→ **Task brief**: Below are records. Copy every line with "SpringController" in it.

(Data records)
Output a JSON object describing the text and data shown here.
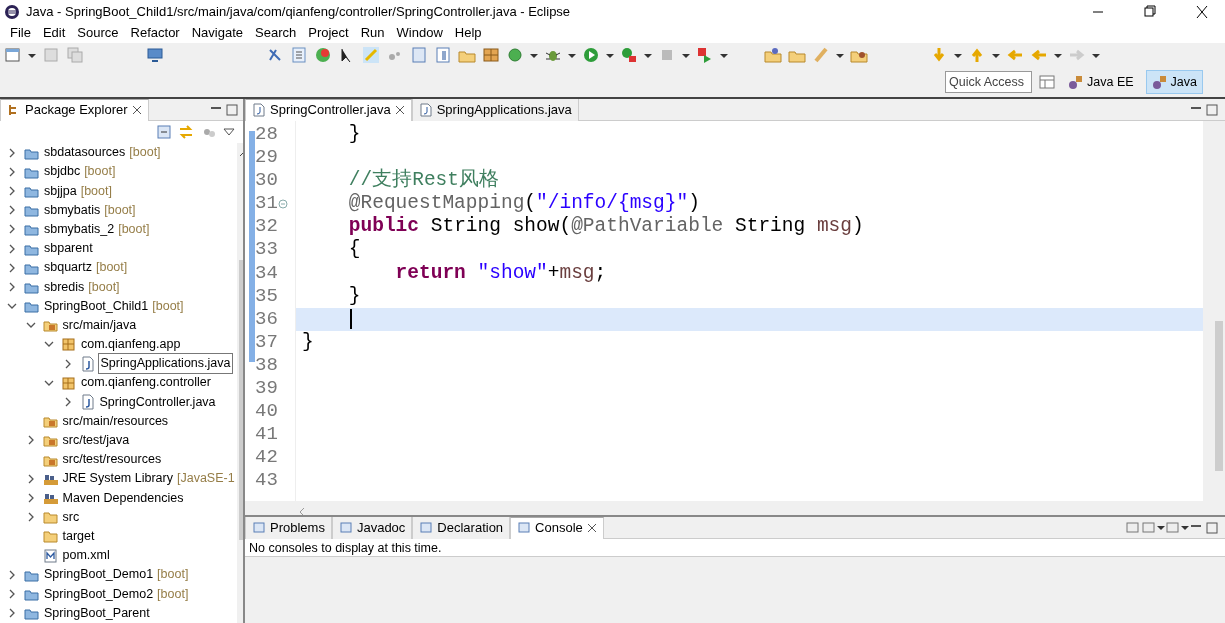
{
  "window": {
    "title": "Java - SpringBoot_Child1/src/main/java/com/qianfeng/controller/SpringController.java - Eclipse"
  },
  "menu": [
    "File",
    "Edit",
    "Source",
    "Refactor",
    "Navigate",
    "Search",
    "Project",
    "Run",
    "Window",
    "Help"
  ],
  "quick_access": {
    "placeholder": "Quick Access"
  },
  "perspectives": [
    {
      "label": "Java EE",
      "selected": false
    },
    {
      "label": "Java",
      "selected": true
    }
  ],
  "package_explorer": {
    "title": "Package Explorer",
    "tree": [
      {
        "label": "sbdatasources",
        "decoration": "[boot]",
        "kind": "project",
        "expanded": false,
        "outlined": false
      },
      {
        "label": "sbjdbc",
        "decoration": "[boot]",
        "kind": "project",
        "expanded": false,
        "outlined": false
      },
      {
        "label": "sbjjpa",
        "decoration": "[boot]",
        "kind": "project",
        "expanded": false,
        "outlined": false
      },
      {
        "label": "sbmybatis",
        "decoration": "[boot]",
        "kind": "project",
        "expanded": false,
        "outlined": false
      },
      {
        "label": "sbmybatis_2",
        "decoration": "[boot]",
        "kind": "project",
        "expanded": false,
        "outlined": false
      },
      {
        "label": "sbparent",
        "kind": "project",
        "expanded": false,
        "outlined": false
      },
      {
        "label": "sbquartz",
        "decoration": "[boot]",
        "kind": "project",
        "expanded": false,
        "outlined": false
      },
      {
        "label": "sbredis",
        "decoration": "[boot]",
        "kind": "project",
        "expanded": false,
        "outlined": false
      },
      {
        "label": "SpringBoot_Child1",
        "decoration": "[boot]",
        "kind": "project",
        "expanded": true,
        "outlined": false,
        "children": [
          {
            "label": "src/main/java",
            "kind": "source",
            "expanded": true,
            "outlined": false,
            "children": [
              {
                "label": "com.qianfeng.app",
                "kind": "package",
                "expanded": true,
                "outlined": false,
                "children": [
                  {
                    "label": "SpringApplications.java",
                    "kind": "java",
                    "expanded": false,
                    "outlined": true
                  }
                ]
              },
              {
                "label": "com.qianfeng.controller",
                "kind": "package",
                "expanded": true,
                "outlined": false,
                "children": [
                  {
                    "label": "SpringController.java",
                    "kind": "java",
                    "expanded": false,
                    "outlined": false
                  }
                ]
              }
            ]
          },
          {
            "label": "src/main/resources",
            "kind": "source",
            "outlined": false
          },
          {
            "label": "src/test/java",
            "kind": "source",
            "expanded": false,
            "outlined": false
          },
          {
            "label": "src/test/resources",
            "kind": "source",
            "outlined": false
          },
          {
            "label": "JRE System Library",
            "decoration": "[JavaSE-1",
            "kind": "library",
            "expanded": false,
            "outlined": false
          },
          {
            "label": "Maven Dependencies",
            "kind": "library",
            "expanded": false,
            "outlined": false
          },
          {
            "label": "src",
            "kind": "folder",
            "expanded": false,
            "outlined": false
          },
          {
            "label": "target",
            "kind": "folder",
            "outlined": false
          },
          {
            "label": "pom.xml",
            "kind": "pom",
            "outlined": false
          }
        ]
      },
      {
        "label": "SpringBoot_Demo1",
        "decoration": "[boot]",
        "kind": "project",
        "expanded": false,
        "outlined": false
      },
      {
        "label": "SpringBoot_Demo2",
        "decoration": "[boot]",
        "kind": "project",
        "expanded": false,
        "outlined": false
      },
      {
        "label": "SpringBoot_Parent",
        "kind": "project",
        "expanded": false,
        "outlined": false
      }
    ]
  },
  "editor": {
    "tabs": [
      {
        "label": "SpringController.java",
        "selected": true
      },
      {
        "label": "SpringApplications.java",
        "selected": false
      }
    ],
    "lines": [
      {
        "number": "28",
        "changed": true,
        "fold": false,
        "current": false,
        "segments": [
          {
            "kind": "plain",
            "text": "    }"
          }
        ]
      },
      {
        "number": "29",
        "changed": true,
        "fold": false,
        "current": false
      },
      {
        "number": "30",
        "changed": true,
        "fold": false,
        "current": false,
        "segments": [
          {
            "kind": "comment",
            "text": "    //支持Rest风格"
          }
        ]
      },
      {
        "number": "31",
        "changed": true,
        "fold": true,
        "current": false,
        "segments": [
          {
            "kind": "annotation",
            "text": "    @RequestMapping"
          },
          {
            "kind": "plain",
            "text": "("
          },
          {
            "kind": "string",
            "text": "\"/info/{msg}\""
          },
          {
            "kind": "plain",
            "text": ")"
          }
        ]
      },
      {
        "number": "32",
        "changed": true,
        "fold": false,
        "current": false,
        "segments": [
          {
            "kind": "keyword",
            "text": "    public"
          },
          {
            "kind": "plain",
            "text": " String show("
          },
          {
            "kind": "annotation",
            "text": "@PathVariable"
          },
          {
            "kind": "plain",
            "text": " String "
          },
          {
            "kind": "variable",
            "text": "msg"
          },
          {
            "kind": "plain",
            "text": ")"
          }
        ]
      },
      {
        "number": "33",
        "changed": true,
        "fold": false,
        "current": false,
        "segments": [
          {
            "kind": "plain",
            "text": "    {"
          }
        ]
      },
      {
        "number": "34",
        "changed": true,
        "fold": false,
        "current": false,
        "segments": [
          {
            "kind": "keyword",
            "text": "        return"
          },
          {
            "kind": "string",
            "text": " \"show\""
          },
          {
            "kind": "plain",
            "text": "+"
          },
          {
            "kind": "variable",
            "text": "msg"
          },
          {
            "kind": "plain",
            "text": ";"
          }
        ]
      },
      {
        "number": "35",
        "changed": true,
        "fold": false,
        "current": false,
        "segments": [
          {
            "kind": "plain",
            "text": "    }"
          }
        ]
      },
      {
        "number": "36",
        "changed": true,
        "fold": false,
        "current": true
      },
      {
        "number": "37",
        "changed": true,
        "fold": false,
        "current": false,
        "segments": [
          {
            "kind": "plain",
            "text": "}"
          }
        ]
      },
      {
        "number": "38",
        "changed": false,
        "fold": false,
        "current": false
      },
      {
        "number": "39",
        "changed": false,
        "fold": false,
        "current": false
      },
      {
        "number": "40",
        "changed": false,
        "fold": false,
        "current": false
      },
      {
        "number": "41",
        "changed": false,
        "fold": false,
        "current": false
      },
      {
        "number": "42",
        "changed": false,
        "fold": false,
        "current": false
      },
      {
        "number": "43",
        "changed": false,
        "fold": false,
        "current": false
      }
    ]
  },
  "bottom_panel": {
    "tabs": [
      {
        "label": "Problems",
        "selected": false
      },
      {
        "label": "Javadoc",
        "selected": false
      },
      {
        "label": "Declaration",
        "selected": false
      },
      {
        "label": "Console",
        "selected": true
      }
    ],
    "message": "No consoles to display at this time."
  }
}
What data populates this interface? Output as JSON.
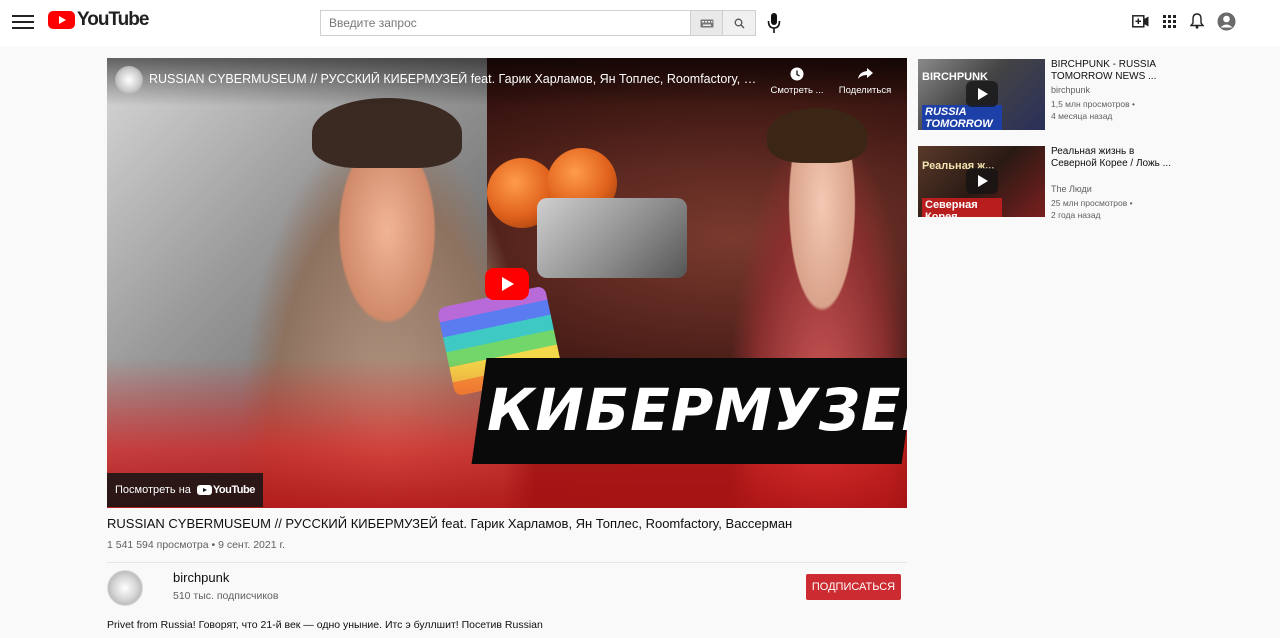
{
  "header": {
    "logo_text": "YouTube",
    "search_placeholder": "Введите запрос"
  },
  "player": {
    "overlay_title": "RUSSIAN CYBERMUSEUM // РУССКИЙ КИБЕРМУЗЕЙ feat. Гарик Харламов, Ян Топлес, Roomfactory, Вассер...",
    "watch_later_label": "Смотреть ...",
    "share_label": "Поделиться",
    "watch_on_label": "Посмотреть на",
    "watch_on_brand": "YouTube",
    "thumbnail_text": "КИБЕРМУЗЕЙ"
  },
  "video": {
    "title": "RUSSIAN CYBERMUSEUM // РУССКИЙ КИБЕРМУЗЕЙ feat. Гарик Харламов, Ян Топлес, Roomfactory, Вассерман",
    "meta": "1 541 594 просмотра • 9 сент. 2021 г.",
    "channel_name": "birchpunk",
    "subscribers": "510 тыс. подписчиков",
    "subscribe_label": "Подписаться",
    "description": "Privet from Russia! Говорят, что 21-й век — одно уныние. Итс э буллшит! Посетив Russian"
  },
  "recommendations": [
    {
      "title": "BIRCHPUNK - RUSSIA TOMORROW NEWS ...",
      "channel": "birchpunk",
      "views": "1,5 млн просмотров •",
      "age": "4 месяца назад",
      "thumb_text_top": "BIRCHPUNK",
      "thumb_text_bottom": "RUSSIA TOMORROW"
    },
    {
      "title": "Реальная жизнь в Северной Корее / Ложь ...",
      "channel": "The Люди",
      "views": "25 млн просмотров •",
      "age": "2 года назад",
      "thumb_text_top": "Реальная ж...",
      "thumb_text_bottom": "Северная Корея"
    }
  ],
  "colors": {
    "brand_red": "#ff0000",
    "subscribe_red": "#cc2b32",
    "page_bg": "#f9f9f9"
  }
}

→ **Solution to this exercise**:
    "title": "Java - SpringBoot_Child1/src/main/java/com/qianfeng/controller/SpringController.java - Eclipse"
                    "label": "SpringController.java",
        "label": "SpringController.java",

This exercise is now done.